■ AIM OF THE EXERCISE
Copy out each line of the data that holds the word "badge".

■ ■ ■ ■

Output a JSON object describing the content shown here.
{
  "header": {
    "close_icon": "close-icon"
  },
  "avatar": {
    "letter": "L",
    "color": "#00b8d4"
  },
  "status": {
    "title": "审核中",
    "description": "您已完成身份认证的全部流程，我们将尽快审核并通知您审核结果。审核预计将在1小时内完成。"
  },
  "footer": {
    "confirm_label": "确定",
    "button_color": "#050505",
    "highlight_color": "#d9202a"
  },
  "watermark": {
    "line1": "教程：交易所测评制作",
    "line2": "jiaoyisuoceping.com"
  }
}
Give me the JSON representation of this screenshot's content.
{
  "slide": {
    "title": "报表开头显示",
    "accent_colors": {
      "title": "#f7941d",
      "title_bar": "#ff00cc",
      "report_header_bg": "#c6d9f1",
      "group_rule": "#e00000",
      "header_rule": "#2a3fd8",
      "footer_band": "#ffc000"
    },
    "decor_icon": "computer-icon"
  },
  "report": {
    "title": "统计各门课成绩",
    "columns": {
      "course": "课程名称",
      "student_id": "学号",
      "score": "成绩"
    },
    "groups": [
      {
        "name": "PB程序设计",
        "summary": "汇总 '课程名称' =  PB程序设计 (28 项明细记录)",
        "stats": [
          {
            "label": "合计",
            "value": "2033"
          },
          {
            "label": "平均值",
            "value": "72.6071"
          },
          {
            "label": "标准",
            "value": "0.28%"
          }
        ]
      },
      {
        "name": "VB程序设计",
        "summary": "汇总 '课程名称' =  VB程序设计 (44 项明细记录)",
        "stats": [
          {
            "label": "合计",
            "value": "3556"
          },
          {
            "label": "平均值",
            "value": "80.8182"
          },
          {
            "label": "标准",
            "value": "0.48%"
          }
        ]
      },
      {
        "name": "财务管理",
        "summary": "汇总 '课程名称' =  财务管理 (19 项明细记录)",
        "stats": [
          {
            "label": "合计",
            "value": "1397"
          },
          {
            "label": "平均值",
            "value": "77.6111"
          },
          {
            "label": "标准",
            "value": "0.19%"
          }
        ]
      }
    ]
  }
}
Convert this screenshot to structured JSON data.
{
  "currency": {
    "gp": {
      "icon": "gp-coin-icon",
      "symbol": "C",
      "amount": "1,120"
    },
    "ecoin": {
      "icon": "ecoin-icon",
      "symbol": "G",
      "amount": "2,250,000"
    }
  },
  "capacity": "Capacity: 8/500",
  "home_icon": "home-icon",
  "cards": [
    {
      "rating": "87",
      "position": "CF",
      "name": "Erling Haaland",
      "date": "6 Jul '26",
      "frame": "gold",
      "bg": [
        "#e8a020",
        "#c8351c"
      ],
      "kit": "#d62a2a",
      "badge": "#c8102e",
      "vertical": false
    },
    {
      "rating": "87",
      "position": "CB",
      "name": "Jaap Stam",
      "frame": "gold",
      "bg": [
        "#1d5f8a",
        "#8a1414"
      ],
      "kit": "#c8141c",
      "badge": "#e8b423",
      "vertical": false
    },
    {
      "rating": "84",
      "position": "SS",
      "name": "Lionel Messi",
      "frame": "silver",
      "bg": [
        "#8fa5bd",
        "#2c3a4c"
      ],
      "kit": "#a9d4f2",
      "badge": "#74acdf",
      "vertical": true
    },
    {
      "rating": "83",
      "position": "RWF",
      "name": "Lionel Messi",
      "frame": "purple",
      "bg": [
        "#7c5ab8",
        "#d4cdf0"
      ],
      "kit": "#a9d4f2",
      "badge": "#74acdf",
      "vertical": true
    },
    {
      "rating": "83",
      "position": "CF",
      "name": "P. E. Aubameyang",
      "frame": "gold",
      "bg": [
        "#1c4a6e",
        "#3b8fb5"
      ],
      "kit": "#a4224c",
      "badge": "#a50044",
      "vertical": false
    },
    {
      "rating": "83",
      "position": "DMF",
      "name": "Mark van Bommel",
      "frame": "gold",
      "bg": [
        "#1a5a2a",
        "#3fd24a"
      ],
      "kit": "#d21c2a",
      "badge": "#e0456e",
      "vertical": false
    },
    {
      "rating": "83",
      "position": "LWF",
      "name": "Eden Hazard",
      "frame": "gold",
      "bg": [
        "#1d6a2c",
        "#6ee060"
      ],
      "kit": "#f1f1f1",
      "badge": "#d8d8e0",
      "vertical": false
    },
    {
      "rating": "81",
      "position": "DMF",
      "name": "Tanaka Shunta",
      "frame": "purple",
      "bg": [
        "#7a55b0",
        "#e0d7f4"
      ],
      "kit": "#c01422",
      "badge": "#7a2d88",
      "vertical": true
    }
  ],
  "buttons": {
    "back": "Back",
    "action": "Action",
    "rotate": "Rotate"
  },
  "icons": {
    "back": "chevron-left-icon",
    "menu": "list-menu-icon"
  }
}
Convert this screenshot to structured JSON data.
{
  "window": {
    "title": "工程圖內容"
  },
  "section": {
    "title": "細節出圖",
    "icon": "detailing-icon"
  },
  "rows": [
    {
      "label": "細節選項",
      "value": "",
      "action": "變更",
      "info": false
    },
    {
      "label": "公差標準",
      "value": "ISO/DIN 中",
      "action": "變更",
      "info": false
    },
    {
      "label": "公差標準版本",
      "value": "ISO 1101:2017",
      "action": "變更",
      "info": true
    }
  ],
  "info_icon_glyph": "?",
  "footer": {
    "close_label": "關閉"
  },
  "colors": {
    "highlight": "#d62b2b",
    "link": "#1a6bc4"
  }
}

■ ■ ■ ■

■ FULL RESPONSE
      "badge": "#c8102e",
      "badge": "#e8b423",
      "badge": "#74acdf",
      "badge": "#74acdf",
      "badge": "#a50044",
      "badge": "#e0456e",
      "badge": "#d8d8e0",
      "badge": "#7a2d88",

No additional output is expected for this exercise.